▸ **Material for this exercise**:
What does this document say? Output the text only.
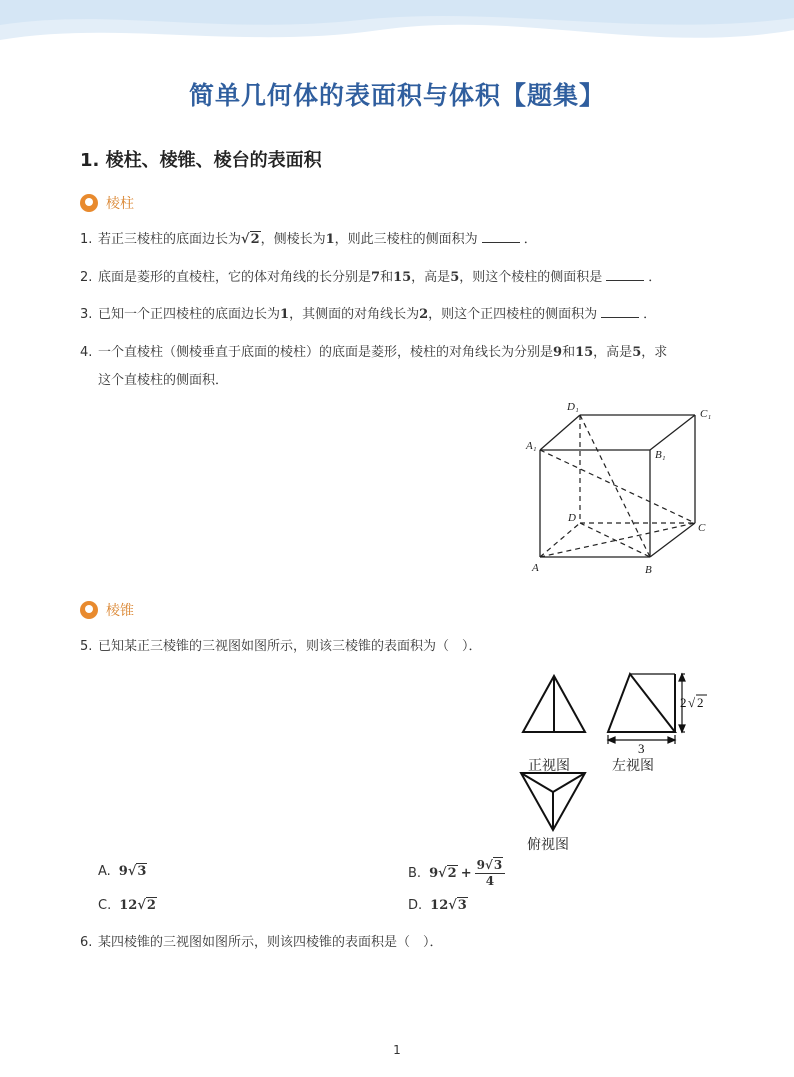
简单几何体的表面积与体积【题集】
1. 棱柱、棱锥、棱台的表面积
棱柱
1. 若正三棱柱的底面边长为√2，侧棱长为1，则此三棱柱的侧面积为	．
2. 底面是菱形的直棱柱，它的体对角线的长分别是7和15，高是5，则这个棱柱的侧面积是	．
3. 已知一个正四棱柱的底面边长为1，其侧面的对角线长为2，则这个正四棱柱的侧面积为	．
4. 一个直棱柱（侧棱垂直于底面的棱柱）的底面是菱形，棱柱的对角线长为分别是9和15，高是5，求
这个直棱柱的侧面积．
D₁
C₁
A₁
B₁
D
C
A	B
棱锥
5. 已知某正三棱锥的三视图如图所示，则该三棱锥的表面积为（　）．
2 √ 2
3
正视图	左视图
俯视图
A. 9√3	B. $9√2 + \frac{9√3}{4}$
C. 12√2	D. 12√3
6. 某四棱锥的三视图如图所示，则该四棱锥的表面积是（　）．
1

▸ **Exercise goal**: Quote the data above in full and without alteration; skip the pictures.

▸ **Final result**:
What does this document say? Output the text only.
简单几何体的表面积与体积【题集】
1. 棱柱、棱锥、棱台的表面积
棱柱
1. 若正三棱柱的底面边长为√2，侧棱长为1，则此三棱柱的侧面积为	．
2. 底面是菱形的直棱柱，它的体对角线的长分别是7和15，高是5，则这个棱柱的侧面积是	．
3. 已知一个正四棱柱的底面边长为1，其侧面的对角线长为2，则这个正四棱柱的侧面积为	．
4. 一个直棱柱（侧棱垂直于底面的棱柱）的底面是菱形，棱柱的对角线长为分别是9和15，高是5，求
这个直棱柱的侧面积．
D₁
C₁
A₁
B₁
D
C
A	B
棱锥
5. 已知某正三棱锥的三视图如图所示，则该三棱锥的表面积为（　）．
2 √ 2
3
正视图	左视图
俯视图
A. 9√3	B. $9√2 + \frac{9√3}{4}$
C. 12√2	D. 12√3
6. 某四棱锥的三视图如图所示，则该四棱锥的表面积是（　）．
1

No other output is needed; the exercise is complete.